From the records below, pull each line that has "Soil".

==== EXCERPTED DATA

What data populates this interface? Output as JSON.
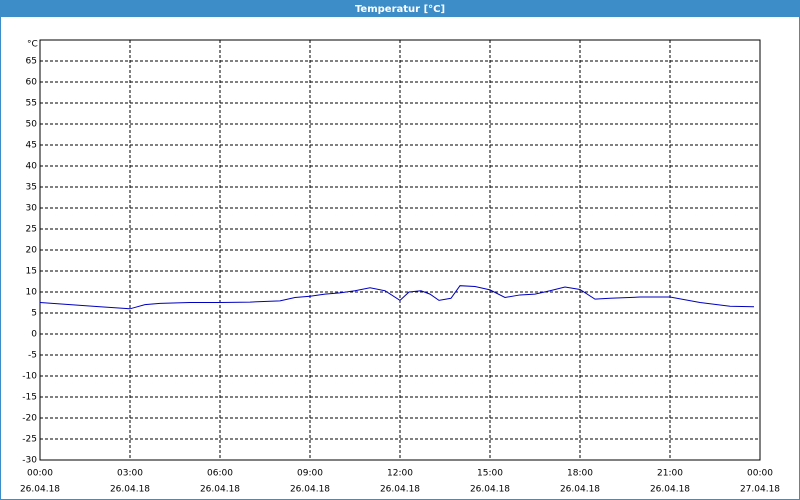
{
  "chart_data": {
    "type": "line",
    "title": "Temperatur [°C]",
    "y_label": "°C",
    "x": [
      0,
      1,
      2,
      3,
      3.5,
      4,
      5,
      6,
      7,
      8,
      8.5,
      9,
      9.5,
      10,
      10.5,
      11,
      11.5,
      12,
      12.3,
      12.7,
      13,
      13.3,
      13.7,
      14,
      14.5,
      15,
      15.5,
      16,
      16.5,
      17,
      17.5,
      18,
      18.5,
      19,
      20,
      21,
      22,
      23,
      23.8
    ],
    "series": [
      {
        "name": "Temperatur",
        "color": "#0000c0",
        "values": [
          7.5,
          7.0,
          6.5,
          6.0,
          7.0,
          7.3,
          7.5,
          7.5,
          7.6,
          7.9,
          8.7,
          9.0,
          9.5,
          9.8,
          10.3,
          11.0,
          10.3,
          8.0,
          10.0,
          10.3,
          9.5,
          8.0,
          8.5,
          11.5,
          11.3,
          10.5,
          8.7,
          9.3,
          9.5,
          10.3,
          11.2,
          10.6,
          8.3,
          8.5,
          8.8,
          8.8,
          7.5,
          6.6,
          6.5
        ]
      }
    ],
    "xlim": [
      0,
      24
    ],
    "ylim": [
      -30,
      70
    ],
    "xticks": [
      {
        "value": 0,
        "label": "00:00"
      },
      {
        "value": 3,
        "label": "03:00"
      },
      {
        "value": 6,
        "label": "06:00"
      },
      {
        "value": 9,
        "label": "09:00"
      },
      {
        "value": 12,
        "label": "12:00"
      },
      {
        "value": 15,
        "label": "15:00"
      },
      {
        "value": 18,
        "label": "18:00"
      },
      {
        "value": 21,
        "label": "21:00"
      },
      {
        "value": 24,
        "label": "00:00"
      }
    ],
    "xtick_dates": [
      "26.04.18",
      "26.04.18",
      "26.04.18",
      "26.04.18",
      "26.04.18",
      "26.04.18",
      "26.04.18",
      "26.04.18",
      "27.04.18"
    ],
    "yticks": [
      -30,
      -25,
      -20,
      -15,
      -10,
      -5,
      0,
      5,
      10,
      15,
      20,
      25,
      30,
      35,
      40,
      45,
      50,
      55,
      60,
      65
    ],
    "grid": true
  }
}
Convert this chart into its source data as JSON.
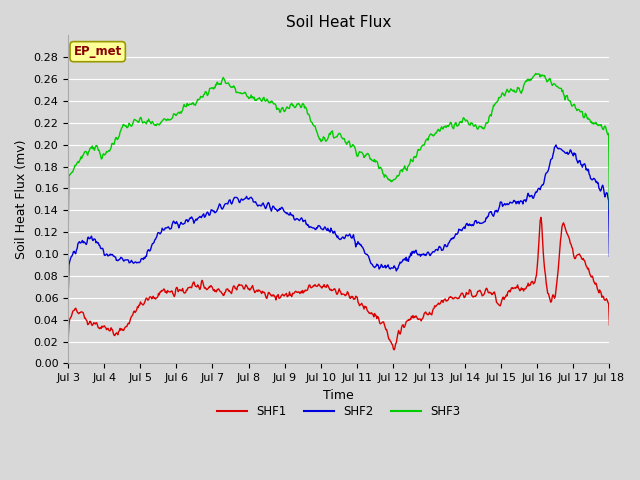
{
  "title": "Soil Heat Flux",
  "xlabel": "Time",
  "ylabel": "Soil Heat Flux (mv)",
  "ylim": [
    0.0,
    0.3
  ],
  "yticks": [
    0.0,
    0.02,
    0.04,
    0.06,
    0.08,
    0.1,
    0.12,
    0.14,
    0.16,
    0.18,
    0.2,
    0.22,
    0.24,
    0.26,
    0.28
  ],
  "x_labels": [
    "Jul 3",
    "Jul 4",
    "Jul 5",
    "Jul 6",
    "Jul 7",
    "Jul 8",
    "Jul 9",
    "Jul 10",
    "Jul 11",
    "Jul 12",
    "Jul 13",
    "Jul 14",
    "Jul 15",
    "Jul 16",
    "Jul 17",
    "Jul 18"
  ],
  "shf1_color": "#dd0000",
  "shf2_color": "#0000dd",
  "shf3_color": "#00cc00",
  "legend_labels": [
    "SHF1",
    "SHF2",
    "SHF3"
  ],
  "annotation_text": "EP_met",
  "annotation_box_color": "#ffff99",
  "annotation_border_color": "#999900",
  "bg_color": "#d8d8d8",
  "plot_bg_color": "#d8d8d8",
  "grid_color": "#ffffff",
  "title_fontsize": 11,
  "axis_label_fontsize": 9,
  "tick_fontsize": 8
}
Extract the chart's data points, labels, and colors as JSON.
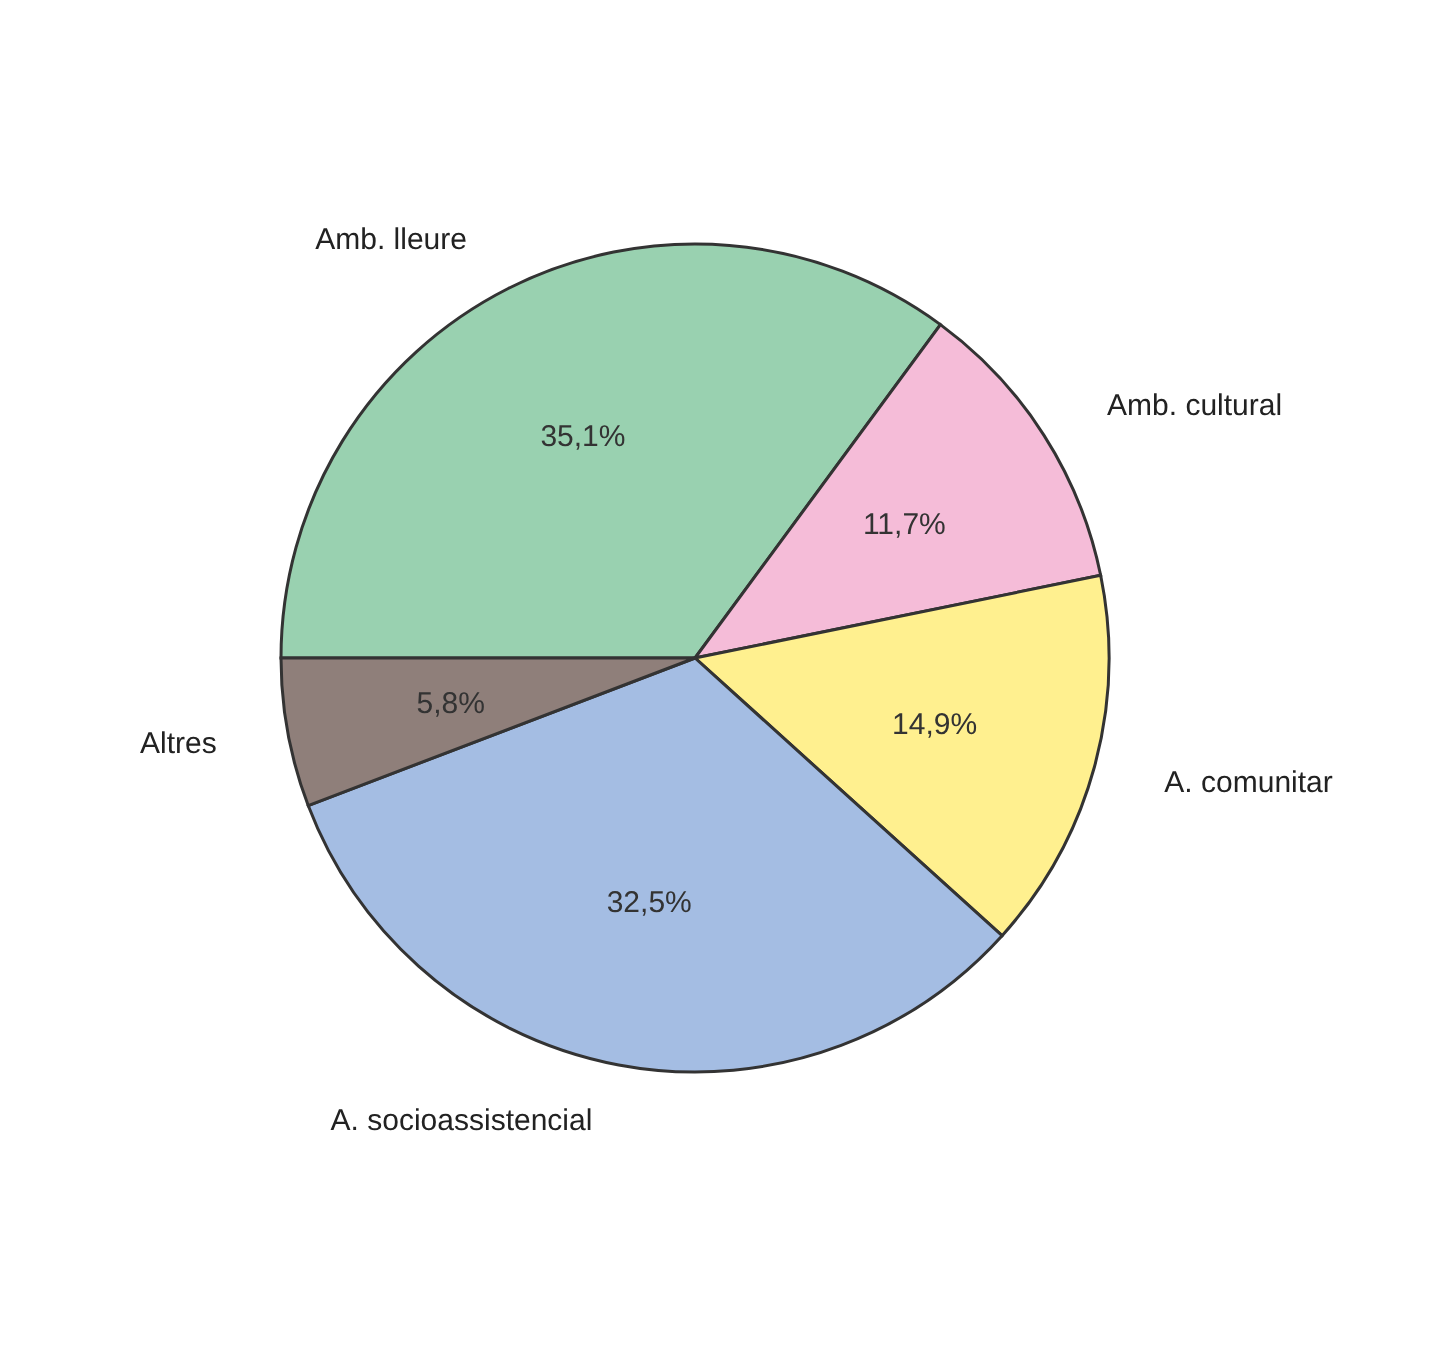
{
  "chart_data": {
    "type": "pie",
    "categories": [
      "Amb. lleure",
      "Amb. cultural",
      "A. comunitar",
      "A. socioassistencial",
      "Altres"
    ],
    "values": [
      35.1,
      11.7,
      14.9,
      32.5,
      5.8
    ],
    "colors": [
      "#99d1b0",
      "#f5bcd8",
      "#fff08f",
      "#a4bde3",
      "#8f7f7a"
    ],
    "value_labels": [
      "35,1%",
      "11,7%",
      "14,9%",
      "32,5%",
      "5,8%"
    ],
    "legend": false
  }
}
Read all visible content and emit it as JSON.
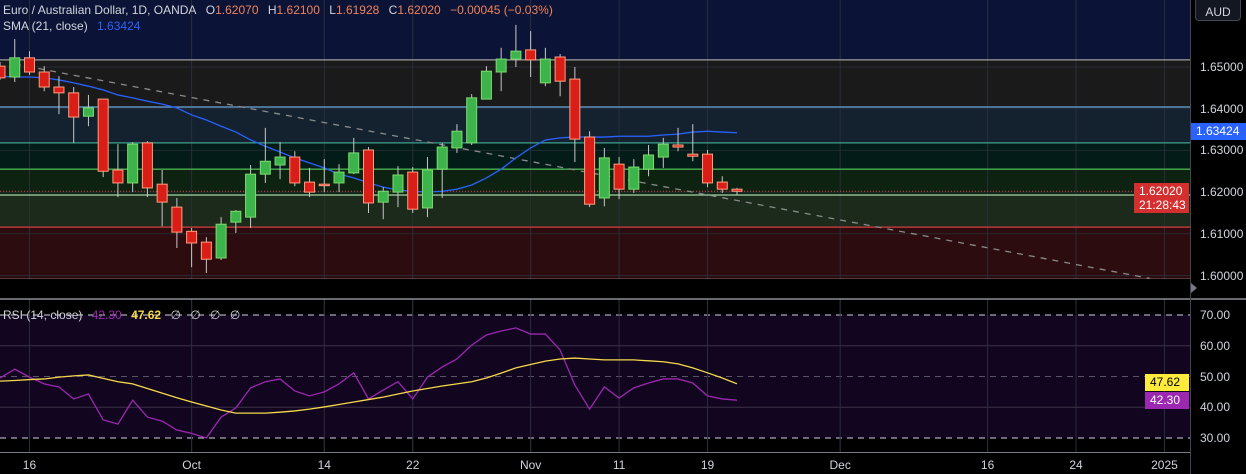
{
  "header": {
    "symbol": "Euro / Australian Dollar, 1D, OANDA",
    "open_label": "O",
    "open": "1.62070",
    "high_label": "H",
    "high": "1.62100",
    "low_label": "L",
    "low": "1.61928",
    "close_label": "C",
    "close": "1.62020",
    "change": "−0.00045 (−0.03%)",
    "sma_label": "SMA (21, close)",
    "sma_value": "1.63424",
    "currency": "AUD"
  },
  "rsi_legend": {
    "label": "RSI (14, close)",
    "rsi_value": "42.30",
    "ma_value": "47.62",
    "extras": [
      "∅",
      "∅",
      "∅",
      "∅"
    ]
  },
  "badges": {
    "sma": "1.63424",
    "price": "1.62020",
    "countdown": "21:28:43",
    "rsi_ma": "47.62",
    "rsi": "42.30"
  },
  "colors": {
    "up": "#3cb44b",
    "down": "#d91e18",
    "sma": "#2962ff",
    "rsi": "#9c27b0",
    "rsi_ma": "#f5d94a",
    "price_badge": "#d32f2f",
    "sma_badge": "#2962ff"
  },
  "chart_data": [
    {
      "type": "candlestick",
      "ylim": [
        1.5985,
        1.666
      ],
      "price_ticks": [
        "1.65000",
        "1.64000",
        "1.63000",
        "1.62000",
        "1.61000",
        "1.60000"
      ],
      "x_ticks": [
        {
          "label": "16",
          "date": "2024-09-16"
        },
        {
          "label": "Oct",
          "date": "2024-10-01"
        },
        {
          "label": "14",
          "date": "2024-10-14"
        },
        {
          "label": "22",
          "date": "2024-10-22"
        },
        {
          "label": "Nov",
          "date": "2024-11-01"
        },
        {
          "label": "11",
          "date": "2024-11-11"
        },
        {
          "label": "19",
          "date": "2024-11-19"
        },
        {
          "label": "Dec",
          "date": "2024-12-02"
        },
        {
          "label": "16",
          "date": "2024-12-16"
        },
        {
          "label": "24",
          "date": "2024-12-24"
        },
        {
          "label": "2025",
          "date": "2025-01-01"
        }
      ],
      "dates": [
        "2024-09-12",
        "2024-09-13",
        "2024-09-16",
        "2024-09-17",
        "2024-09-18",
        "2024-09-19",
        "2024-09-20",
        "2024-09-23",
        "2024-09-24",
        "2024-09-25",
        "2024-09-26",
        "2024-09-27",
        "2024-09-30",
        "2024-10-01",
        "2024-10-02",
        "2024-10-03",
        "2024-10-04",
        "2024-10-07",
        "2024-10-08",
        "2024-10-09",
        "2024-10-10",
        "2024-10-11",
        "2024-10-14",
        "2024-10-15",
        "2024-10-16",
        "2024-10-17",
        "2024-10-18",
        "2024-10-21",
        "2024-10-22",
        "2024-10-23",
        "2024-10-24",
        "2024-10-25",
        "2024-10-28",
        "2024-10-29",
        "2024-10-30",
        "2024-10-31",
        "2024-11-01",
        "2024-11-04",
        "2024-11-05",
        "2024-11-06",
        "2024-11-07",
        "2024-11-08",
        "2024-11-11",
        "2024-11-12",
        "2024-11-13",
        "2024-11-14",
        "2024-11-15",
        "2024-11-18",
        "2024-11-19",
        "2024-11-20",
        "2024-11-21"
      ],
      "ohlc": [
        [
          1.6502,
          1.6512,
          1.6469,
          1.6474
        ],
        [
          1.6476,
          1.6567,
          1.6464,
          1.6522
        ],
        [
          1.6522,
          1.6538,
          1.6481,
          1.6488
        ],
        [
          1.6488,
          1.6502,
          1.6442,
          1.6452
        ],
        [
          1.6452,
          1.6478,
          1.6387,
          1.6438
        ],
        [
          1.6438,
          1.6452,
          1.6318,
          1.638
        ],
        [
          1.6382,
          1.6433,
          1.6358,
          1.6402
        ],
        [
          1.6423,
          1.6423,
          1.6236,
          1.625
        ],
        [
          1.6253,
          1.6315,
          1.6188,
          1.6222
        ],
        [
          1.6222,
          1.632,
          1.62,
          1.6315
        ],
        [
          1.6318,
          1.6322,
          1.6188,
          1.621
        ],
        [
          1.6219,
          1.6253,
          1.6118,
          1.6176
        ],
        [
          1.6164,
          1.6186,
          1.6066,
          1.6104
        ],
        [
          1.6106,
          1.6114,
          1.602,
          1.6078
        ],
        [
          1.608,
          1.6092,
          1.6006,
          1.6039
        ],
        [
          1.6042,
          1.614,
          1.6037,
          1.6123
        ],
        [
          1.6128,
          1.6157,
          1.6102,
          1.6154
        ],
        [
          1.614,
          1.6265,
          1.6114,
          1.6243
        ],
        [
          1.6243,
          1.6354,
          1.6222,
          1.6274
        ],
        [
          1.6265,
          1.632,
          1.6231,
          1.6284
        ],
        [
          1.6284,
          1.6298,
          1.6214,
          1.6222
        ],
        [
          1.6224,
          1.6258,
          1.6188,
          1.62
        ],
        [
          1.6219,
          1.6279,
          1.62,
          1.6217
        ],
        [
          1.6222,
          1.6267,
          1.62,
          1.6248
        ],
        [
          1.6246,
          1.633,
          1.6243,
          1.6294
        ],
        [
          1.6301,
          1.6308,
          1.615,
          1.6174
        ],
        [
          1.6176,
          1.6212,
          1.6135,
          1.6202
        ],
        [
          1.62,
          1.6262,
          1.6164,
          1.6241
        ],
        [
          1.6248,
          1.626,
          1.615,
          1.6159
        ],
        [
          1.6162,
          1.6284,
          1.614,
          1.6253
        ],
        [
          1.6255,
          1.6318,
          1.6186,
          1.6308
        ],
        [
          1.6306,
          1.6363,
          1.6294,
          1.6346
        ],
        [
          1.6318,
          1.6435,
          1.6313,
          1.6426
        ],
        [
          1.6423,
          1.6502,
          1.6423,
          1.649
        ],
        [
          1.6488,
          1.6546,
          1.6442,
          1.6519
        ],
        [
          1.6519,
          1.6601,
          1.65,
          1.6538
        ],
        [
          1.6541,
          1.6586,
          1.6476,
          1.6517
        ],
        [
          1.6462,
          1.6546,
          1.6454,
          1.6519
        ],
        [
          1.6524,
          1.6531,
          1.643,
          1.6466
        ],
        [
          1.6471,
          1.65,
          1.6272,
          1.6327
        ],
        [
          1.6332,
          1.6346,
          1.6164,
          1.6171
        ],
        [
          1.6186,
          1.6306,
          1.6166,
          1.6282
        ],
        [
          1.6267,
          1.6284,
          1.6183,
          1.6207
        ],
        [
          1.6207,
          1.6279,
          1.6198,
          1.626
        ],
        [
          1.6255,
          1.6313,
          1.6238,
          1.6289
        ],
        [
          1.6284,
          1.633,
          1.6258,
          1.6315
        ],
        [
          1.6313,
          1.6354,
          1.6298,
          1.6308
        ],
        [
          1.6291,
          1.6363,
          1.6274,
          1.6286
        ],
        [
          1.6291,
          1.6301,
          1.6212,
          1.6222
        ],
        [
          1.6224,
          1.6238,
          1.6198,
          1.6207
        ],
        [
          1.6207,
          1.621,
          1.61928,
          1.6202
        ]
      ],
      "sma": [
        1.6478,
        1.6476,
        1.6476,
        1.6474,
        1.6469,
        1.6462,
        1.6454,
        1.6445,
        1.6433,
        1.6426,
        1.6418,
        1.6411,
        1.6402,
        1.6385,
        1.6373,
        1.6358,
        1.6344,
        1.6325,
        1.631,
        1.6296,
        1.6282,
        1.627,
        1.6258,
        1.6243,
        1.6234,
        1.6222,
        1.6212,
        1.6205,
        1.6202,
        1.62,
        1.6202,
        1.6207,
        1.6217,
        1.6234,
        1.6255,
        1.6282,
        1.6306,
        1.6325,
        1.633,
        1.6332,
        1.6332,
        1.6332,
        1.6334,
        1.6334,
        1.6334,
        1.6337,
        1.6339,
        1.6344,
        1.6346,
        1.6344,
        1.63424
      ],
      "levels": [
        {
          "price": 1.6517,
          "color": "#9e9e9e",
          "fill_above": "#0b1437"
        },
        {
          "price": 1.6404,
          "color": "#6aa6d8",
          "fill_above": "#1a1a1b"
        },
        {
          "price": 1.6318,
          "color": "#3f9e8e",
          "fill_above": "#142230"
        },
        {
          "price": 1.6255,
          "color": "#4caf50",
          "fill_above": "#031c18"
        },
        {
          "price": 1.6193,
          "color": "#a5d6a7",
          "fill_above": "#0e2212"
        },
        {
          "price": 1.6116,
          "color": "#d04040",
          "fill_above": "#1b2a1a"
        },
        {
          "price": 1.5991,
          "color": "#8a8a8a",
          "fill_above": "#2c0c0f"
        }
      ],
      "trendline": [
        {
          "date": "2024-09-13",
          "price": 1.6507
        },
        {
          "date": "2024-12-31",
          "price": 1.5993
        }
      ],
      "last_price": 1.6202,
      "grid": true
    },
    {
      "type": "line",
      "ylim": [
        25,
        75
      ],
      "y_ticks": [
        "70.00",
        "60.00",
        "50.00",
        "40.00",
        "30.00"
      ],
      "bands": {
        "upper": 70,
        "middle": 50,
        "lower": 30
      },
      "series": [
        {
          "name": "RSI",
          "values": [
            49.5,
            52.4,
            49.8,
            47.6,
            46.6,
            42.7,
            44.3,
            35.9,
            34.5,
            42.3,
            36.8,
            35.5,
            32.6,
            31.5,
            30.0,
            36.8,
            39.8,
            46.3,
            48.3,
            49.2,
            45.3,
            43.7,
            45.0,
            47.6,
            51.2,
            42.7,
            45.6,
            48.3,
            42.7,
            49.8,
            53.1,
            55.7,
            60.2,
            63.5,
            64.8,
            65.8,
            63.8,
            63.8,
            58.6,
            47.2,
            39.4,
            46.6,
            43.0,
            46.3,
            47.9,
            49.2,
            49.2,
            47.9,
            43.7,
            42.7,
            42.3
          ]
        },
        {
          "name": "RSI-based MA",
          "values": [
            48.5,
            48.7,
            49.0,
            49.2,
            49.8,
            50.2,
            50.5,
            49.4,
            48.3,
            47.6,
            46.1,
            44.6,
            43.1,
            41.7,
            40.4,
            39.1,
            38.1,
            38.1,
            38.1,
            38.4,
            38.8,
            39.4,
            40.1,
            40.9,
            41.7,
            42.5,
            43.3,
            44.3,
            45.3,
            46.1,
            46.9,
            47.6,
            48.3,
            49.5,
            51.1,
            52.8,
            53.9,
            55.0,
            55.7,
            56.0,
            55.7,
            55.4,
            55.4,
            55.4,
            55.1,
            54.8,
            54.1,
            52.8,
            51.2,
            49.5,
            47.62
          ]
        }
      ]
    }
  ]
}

========

EXERCISE RESULT:
  "title": "Soil Heat Flux",
  "ylabel": "Soil Heat Flux (mv)",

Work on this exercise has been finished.